• [WORK INSTRUCTIONS] Print the listing that follows, character for character.

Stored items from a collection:
------------------------------------
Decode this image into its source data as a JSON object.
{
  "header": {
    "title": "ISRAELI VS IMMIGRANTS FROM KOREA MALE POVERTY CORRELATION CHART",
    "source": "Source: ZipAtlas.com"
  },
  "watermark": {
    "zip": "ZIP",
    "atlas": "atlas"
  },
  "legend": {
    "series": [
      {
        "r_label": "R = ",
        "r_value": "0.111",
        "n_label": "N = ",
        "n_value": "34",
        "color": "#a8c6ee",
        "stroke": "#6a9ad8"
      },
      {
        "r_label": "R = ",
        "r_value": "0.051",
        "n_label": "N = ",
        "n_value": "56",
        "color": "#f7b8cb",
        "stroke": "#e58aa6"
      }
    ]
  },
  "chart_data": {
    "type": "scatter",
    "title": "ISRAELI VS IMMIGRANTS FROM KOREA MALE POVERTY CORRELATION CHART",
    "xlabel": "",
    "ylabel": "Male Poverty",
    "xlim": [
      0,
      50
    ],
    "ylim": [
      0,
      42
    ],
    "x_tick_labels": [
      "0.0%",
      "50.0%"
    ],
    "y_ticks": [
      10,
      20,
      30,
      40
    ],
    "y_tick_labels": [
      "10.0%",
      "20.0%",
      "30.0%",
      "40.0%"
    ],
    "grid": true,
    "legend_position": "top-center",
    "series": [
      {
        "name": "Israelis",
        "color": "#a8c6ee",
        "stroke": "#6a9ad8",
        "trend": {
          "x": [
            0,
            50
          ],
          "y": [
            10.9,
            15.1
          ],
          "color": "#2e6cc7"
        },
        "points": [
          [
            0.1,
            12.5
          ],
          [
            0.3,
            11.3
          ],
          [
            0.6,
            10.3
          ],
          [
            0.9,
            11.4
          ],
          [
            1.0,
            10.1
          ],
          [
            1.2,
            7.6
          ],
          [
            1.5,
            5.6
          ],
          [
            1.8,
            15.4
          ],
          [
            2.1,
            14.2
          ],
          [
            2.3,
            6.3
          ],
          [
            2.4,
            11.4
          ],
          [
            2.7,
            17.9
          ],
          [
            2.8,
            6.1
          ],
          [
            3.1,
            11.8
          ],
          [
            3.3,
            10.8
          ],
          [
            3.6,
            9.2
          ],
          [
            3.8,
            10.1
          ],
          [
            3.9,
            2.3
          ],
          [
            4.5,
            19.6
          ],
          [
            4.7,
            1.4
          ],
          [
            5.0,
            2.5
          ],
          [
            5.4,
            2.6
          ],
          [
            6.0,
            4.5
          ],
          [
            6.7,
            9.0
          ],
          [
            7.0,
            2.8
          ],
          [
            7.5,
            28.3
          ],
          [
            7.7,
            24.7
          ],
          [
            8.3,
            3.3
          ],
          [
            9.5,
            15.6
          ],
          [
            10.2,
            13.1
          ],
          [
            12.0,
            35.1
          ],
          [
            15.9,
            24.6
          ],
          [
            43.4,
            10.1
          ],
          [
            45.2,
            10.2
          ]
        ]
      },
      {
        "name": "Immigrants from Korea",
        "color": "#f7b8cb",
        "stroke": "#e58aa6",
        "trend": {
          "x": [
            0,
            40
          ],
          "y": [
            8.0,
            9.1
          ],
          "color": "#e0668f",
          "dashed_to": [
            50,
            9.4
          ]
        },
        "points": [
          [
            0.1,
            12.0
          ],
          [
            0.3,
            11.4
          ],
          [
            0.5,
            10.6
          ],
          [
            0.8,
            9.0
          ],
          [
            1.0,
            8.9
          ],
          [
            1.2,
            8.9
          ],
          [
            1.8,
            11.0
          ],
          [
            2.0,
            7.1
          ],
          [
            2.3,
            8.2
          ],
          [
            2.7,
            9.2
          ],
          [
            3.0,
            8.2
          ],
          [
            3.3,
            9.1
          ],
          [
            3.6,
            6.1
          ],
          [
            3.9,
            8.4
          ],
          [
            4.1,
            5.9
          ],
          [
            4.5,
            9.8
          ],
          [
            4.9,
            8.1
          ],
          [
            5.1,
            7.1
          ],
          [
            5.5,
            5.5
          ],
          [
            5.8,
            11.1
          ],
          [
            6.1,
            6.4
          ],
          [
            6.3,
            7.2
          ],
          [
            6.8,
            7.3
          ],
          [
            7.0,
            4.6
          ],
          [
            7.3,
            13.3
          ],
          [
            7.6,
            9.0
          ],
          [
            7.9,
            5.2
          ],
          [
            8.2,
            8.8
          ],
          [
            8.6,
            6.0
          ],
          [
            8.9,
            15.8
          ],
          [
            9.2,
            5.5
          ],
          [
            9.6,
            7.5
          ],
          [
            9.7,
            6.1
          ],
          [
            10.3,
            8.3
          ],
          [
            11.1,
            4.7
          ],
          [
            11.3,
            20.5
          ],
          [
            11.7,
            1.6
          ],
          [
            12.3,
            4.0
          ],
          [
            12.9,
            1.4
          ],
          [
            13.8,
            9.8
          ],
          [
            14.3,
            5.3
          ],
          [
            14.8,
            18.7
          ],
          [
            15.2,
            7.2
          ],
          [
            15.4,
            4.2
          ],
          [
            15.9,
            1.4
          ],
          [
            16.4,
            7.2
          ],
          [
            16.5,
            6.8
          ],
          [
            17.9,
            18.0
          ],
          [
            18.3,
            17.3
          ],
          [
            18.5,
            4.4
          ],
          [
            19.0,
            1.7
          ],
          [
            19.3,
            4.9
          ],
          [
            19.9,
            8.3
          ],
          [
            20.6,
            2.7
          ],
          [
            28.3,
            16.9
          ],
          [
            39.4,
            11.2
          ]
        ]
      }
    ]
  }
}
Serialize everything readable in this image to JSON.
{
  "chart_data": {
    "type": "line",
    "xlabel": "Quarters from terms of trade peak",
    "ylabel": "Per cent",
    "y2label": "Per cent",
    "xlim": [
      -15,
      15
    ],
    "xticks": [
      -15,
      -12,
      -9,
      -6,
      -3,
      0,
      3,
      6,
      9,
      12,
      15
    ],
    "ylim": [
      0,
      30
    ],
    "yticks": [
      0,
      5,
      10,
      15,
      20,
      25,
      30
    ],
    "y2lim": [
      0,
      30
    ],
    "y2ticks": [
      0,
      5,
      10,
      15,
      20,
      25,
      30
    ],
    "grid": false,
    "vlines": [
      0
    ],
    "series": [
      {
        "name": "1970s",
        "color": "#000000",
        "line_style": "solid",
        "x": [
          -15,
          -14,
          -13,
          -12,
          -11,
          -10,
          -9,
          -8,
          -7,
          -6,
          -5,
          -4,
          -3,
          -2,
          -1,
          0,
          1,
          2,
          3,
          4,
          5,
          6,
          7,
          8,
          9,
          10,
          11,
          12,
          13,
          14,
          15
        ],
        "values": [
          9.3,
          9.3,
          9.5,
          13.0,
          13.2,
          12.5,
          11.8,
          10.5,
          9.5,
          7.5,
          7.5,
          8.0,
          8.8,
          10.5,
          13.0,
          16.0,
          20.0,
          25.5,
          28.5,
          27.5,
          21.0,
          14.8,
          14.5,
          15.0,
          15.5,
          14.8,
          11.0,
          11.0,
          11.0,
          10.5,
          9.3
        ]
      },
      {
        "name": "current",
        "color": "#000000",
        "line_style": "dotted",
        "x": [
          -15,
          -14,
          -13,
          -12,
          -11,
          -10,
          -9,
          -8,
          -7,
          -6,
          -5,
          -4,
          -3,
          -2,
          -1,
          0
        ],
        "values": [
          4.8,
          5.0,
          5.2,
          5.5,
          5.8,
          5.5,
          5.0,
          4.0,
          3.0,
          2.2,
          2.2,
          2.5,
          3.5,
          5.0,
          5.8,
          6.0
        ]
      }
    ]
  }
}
------------------------------------
• [RESPONSE]
Decode this image into its source data as a JSON object.
{
  "header": {
    "title": "ISRAELI VS IMMIGRANTS FROM KOREA MALE POVERTY CORRELATION CHART",
    "source": "Source: ZipAtlas.com"
  },
  "watermark": {
    "zip": "ZIP",
    "atlas": "atlas"
  },
  "legend": {
    "series": [
      {
        "r_label": "R = ",
        "r_value": "0.111",
        "n_label": "N = ",
        "n_value": "34",
        "color": "#a8c6ee",
        "stroke": "#6a9ad8"
      },
      {
        "r_label": "R = ",
        "r_value": "0.051",
        "n_label": "N = ",
        "n_value": "56",
        "color": "#f7b8cb",
        "stroke": "#e58aa6"
      }
    ]
  },
  "chart_data": {
    "type": "scatter",
    "title": "ISRAELI VS IMMIGRANTS FROM KOREA MALE POVERTY CORRELATION CHART",
    "xlabel": "",
    "ylabel": "Male Poverty",
    "xlim": [
      0,
      50
    ],
    "ylim": [
      0,
      42
    ],
    "x_tick_labels": [
      "0.0%",
      "50.0%"
    ],
    "y_ticks": [
      10,
      20,
      30,
      40
    ],
    "y_tick_labels": [
      "10.0%",
      "20.0%",
      "30.0%",
      "40.0%"
    ],
    "grid": true,
    "legend_position": "top-center",
    "series": [
      {
        "name": "Israelis",
        "color": "#a8c6ee",
        "stroke": "#6a9ad8",
        "trend": {
          "x": [
            0,
            50
          ],
          "y": [
            10.9,
            15.1
          ],
          "color": "#2e6cc7"
        },
        "points": [
          [
            0.1,
            12.5
          ],
          [
            0.3,
            11.3
          ],
          [
            0.6,
            10.3
          ],
          [
            0.9,
            11.4
          ],
          [
            1.0,
            10.1
          ],
          [
            1.2,
            7.6
          ],
          [
            1.5,
            5.6
          ],
          [
            1.8,
            15.4
          ],
          [
            2.1,
            14.2
          ],
          [
            2.3,
            6.3
          ],
          [
            2.4,
            11.4
          ],
          [
            2.7,
            17.9
          ],
          [
            2.8,
            6.1
          ],
          [
            3.1,
            11.8
          ],
          [
            3.3,
            10.8
          ],
          [
            3.6,
            9.2
          ],
          [
            3.8,
            10.1
          ],
          [
            3.9,
            2.3
          ],
          [
            4.5,
            19.6
          ],
          [
            4.7,
            1.4
          ],
          [
            5.0,
            2.5
          ],
          [
            5.4,
            2.6
          ],
          [
            6.0,
            4.5
          ],
          [
            6.7,
            9.0
          ],
          [
            7.0,
            2.8
          ],
          [
            7.5,
            28.3
          ],
          [
            7.7,
            24.7
          ],
          [
            8.3,
            3.3
          ],
          [
            9.5,
            15.6
          ],
          [
            10.2,
            13.1
          ],
          [
            12.0,
            35.1
          ],
          [
            15.9,
            24.6
          ],
          [
            43.4,
            10.1
          ],
          [
            45.2,
            10.2
          ]
        ]
      },
      {
        "name": "Immigrants from Korea",
        "color": "#f7b8cb",
        "stroke": "#e58aa6",
        "trend": {
          "x": [
            0,
            40
          ],
          "y": [
            8.0,
            9.1
          ],
          "color": "#e0668f",
          "dashed_to": [
            50,
            9.4
          ]
        },
        "points": [
          [
            0.1,
            12.0
          ],
          [
            0.3,
            11.4
          ],
          [
            0.5,
            10.6
          ],
          [
            0.8,
            9.0
          ],
          [
            1.0,
            8.9
          ],
          [
            1.2,
            8.9
          ],
          [
            1.8,
            11.0
          ],
          [
            2.0,
            7.1
          ],
          [
            2.3,
            8.2
          ],
          [
            2.7,
            9.2
          ],
          [
            3.0,
            8.2
          ],
          [
            3.3,
            9.1
          ],
          [
            3.6,
            6.1
          ],
          [
            3.9,
            8.4
          ],
          [
            4.1,
            5.9
          ],
          [
            4.5,
            9.8
          ],
          [
            4.9,
            8.1
          ],
          [
            5.1,
            7.1
          ],
          [
            5.5,
            5.5
          ],
          [
            5.8,
            11.1
          ],
          [
            6.1,
            6.4
          ],
          [
            6.3,
            7.2
          ],
          [
            6.8,
            7.3
          ],
          [
            7.0,
            4.6
          ],
          [
            7.3,
            13.3
          ],
          [
            7.6,
            9.0
          ],
          [
            7.9,
            5.2
          ],
          [
            8.2,
            8.8
          ],
          [
            8.6,
            6.0
          ],
          [
            8.9,
            15.8
          ],
          [
            9.2,
            5.5
          ],
          [
            9.6,
            7.5
          ],
          [
            9.7,
            6.1
          ],
          [
            10.3,
            8.3
          ],
          [
            11.1,
            4.7
          ],
          [
            11.3,
            20.5
          ],
          [
            11.7,
            1.6
          ],
          [
            12.3,
            4.0
          ],
          [
            12.9,
            1.4
          ],
          [
            13.8,
            9.8
          ],
          [
            14.3,
            5.3
          ],
          [
            14.8,
            18.7
          ],
          [
            15.2,
            7.2
          ],
          [
            15.4,
            4.2
          ],
          [
            15.9,
            1.4
          ],
          [
            16.4,
            7.2
          ],
          [
            16.5,
            6.8
          ],
          [
            17.9,
            18.0
          ],
          [
            18.3,
            17.3
          ],
          [
            18.5,
            4.4
          ],
          [
            19.0,
            1.7
          ],
          [
            19.3,
            4.9
          ],
          [
            19.9,
            8.3
          ],
          [
            20.6,
            2.7
          ],
          [
            28.3,
            16.9
          ],
          [
            39.4,
            11.2
          ]
        ]
      }
    ]
  }
}
Serialize everything readable in this image to JSON.
{
  "chart_data": {
    "type": "line",
    "xlabel": "Quarters from terms of trade peak",
    "ylabel": "Per cent",
    "y2label": "Per cent",
    "xlim": [
      -15,
      15
    ],
    "xticks": [
      -15,
      -12,
      -9,
      -6,
      -3,
      0,
      3,
      6,
      9,
      12,
      15
    ],
    "ylim": [
      0,
      30
    ],
    "yticks": [
      0,
      5,
      10,
      15,
      20,
      25,
      30
    ],
    "y2lim": [
      0,
      30
    ],
    "y2ticks": [
      0,
      5,
      10,
      15,
      20,
      25,
      30
    ],
    "grid": false,
    "vlines": [
      0
    ],
    "series": [
      {
        "name": "1970s",
        "color": "#000000",
        "line_style": "solid",
        "x": [
          -15,
          -14,
          -13,
          -12,
          -11,
          -10,
          -9,
          -8,
          -7,
          -6,
          -5,
          -4,
          -3,
          -2,
          -1,
          0,
          1,
          2,
          3,
          4,
          5,
          6,
          7,
          8,
          9,
          10,
          11,
          12,
          13,
          14,
          15
        ],
        "values": [
          9.3,
          9.3,
          9.5,
          13.0,
          13.2,
          12.5,
          11.8,
          10.5,
          9.5,
          7.5,
          7.5,
          8.0,
          8.8,
          10.5,
          13.0,
          16.0,
          20.0,
          25.5,
          28.5,
          27.5,
          21.0,
          14.8,
          14.5,
          15.0,
          15.5,
          14.8,
          11.0,
          11.0,
          11.0,
          10.5,
          9.3
        ]
      },
      {
        "name": "current",
        "color": "#000000",
        "line_style": "dotted",
        "x": [
          -15,
          -14,
          -13,
          -12,
          -11,
          -10,
          -9,
          -8,
          -7,
          -6,
          -5,
          -4,
          -3,
          -2,
          -1,
          0
        ],
        "values": [
          4.8,
          5.0,
          5.2,
          5.5,
          5.8,
          5.5,
          5.0,
          4.0,
          3.0,
          2.2,
          2.2,
          2.5,
          3.5,
          5.0,
          5.8,
          6.0
        ]
      }
    ]
  }
}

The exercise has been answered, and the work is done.